-- Problem details --
Below are the records; pull every line that includes "NANDROLONE".
* Begin Information provided *
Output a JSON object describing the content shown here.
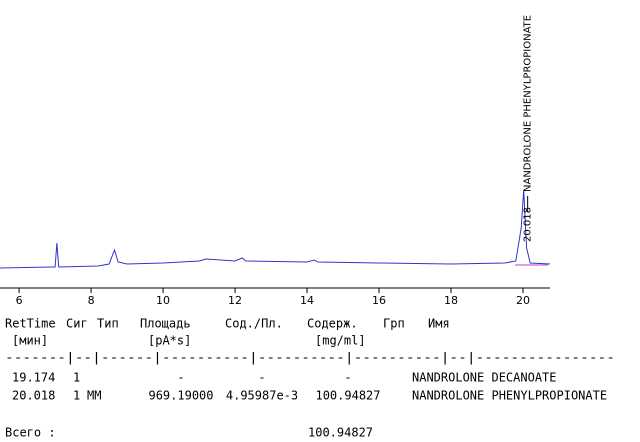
{
  "chart_data": {
    "type": "line",
    "xlim": [
      5.47,
      20.75
    ],
    "ylim": [
      0,
      288
    ],
    "xticks": [
      6,
      8,
      10,
      12,
      14,
      16,
      18,
      20
    ],
    "series": [
      {
        "color": "#3333cc",
        "x": [
          5.47,
          6.9,
          7.0,
          7.05,
          7.1,
          8.2,
          8.5,
          8.65,
          8.75,
          9.0,
          10,
          11,
          11.2,
          12,
          12.2,
          12.3,
          14,
          14.2,
          14.3,
          16,
          18,
          19.5,
          19.8,
          19.95,
          20.018,
          20.1,
          20.2,
          20.75
        ],
        "values": [
          20,
          21,
          21,
          45,
          21,
          22,
          24,
          38,
          26,
          24,
          25,
          27,
          29,
          27,
          30,
          27,
          26,
          28,
          26,
          25,
          24,
          25,
          27,
          60,
          98,
          40,
          25,
          24
        ]
      }
    ],
    "annotations": [
      {
        "x": 20.018,
        "time": "20.018",
        "name": "NANDROLONE PHENYLPROPIONATE"
      }
    ]
  },
  "table": {
    "header": [
      "RetTime",
      "Сиг",
      "Тип",
      "Площадь",
      "Сод./Пл.",
      "Содерж.",
      "Грп",
      "Имя"
    ],
    "units": [
      "[мин]",
      "[pA*s]",
      "[mg/ml]"
    ],
    "separator": "-------|--|------|----------|----------|----------|--|----------------",
    "rows": [
      [
        "19.174",
        "1",
        "",
        "-",
        "-",
        "-",
        "",
        "NANDROLONE DECANOATE"
      ],
      [
        "20.018",
        "1",
        "MM",
        "969.19000",
        "4.95987e-3",
        "100.94827",
        "",
        "NANDROLONE PHENYLPROPIONATE"
      ]
    ],
    "total_label": "Всего :",
    "total_value": "100.94827"
  }
}
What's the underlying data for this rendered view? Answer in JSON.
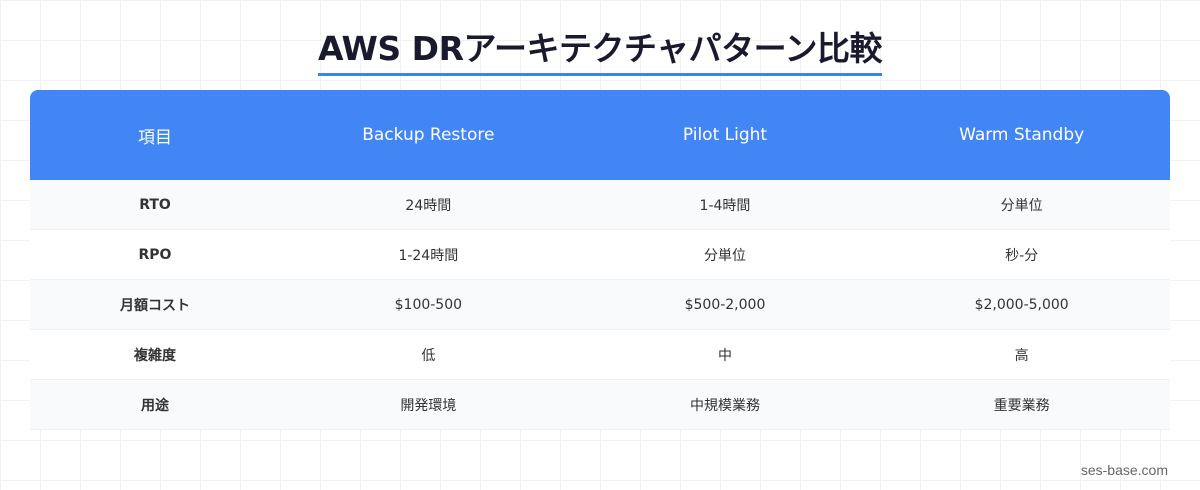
{
  "title": "AWS DRアーキテクチャパターン比較",
  "colors": {
    "accent": "#4285f4",
    "underline": "#3b82f6"
  },
  "table": {
    "headers": [
      "項目",
      "Backup Restore",
      "Pilot Light",
      "Warm Standby"
    ],
    "rows": [
      [
        "RTO",
        "24時間",
        "1-4時間",
        "分単位"
      ],
      [
        "RPO",
        "1-24時間",
        "分単位",
        "秒-分"
      ],
      [
        "月額コスト",
        "$100-500",
        "$500-2,000",
        "$2,000-5,000"
      ],
      [
        "複雑度",
        "低",
        "中",
        "高"
      ],
      [
        "用途",
        "開発環境",
        "中規模業務",
        "重要業務"
      ]
    ]
  },
  "footer": "ses-base.com"
}
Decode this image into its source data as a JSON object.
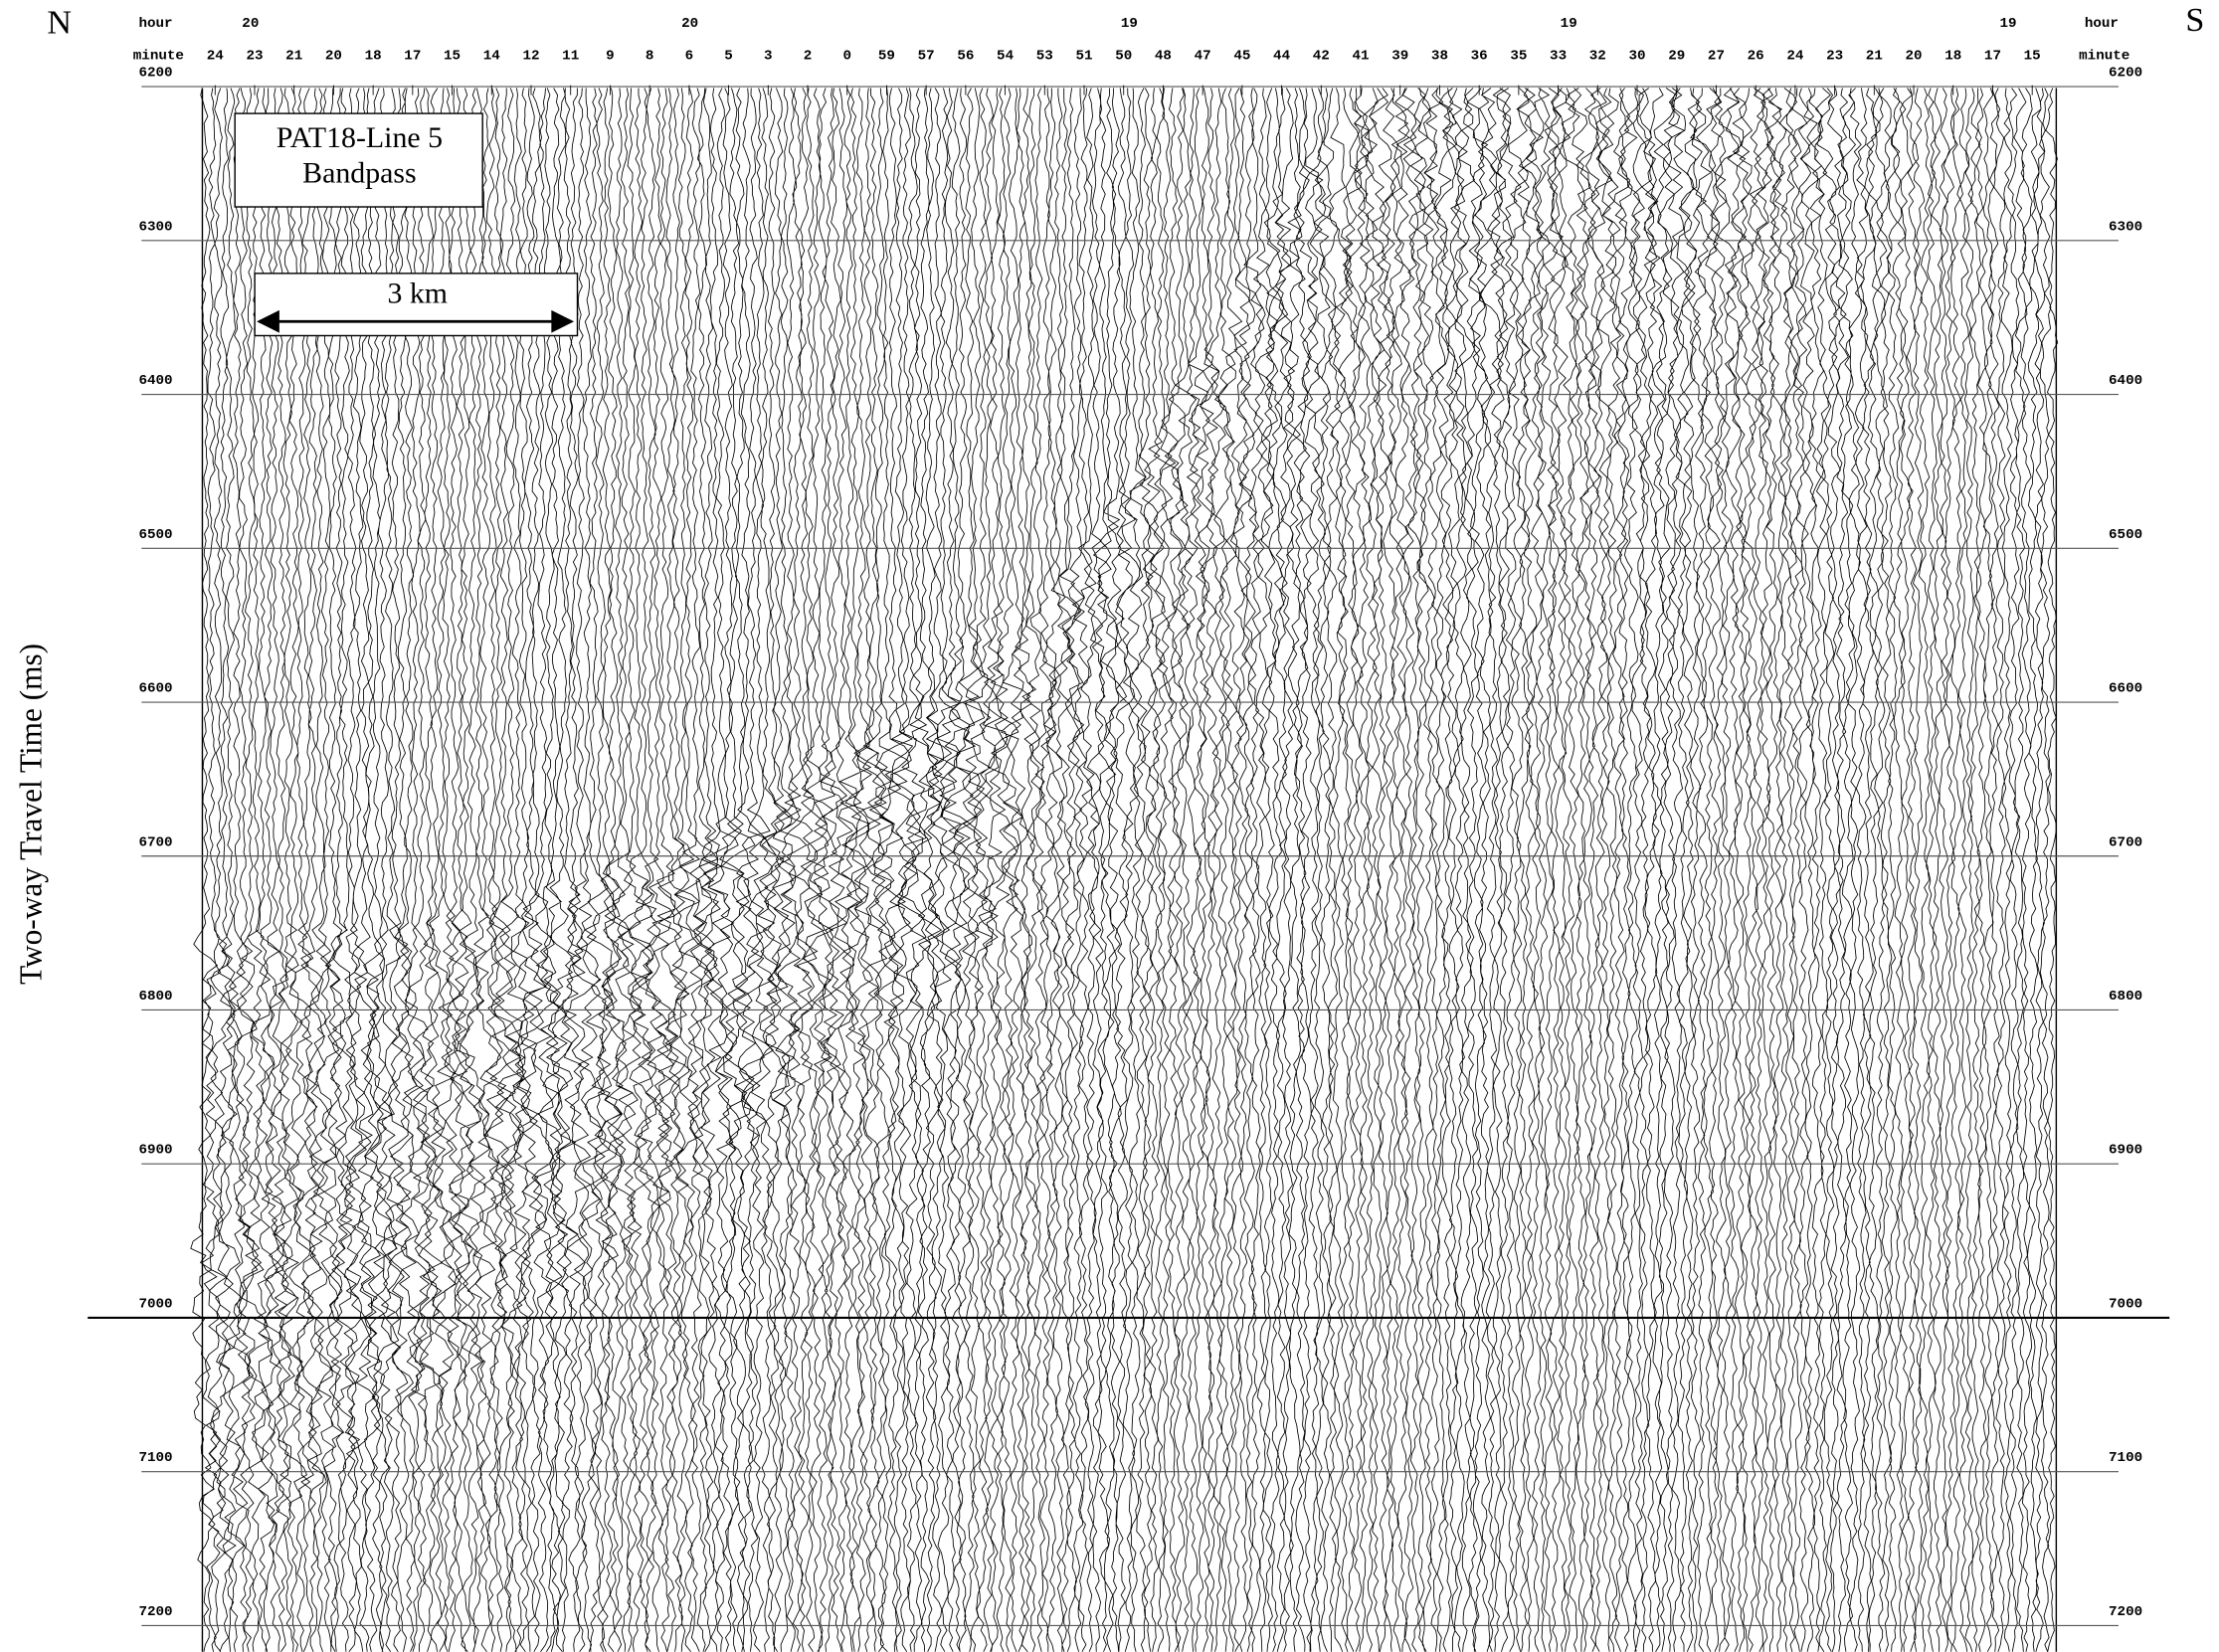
{
  "chart_data": {
    "type": "seismic-section",
    "title": "PAT18-Line 5",
    "subtitle": "Bandpass",
    "y_label": "Two-way Travel Time (ms)",
    "left_label": "N",
    "right_label": "S",
    "scale_bar": "3 km",
    "hour_label": "hour",
    "minute_label": "minute",
    "hours": [
      20,
      20,
      19,
      19,
      19
    ],
    "minutes": [
      24,
      23,
      21,
      20,
      18,
      17,
      15,
      14,
      12,
      11,
      9,
      8,
      6,
      5,
      3,
      2,
      0,
      59,
      57,
      56,
      54,
      53,
      51,
      50,
      48,
      47,
      45,
      44,
      42,
      41,
      39,
      38,
      36,
      35,
      33,
      32,
      30,
      29,
      27,
      26,
      24,
      23,
      21,
      20,
      18,
      17,
      15
    ],
    "ylim": [
      6200,
      7217
    ],
    "y_reversed": true,
    "yticks": [
      6200,
      6300,
      6400,
      6500,
      6600,
      6700,
      6800,
      6900,
      7000,
      7100,
      7200
    ],
    "grid": true
  }
}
* End Information provided *
-- Completed exercise --
        "name": "NANDROLONE PHENYLPROPIONATE"
        "NANDROLONE DECANOATE"
        "NANDROLONE PHENYLPROPIONATE"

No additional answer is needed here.